## WHAT YOU ARE ASKED TO DO
Check each line for the word "this" and report how many have it. Give nothing else.

BEGIN

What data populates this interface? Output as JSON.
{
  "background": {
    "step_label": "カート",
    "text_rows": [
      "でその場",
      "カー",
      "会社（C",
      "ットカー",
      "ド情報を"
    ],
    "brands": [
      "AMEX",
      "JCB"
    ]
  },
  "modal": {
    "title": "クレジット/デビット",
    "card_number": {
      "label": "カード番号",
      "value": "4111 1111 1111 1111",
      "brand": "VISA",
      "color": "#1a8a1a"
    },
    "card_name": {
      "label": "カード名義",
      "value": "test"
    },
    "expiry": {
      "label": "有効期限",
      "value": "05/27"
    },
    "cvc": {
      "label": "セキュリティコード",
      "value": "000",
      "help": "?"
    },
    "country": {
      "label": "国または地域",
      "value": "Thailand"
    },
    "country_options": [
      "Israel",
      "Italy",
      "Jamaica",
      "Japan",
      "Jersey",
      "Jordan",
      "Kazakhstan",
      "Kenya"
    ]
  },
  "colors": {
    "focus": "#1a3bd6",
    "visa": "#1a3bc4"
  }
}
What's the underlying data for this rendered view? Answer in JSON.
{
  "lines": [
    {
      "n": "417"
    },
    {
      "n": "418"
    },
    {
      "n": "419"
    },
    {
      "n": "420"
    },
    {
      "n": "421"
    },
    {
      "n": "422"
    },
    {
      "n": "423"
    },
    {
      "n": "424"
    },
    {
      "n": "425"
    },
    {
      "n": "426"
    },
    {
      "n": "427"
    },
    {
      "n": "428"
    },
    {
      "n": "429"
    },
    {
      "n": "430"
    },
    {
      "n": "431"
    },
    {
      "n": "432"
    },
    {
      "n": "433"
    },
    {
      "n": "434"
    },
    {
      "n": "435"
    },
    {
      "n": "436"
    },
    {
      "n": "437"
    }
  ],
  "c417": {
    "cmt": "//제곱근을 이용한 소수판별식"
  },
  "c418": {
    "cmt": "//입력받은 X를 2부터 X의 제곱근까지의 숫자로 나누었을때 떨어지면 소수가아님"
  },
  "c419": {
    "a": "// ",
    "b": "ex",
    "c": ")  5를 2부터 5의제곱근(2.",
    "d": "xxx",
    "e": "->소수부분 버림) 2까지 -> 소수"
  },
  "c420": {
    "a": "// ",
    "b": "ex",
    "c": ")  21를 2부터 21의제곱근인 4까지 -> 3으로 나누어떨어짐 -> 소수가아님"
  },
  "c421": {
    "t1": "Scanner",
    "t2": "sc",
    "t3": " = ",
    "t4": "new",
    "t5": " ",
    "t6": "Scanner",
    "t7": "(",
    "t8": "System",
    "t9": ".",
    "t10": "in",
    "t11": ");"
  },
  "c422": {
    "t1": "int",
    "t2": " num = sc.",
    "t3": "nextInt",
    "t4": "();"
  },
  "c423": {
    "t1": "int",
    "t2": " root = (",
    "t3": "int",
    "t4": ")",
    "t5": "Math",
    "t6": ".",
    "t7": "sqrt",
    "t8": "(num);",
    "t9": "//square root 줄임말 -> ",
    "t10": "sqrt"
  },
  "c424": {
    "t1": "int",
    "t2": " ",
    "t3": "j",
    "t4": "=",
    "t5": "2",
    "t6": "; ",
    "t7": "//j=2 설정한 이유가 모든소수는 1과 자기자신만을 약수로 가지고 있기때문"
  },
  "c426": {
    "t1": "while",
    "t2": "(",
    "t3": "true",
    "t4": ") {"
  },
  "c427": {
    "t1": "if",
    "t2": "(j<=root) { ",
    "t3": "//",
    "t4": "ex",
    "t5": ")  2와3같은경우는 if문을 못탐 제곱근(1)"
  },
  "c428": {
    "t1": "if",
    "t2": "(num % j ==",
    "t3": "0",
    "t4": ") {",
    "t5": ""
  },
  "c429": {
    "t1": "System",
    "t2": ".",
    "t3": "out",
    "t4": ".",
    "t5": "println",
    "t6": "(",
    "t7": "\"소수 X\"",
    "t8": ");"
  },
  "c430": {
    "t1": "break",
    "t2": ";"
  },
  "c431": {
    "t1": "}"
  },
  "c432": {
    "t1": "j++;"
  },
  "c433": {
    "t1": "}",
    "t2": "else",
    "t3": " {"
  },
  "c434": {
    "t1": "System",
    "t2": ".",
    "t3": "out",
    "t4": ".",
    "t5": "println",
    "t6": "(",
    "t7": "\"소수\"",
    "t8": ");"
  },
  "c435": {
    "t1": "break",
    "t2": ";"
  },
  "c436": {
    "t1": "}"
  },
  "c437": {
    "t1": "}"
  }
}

END

## WRITTEN REPLY
2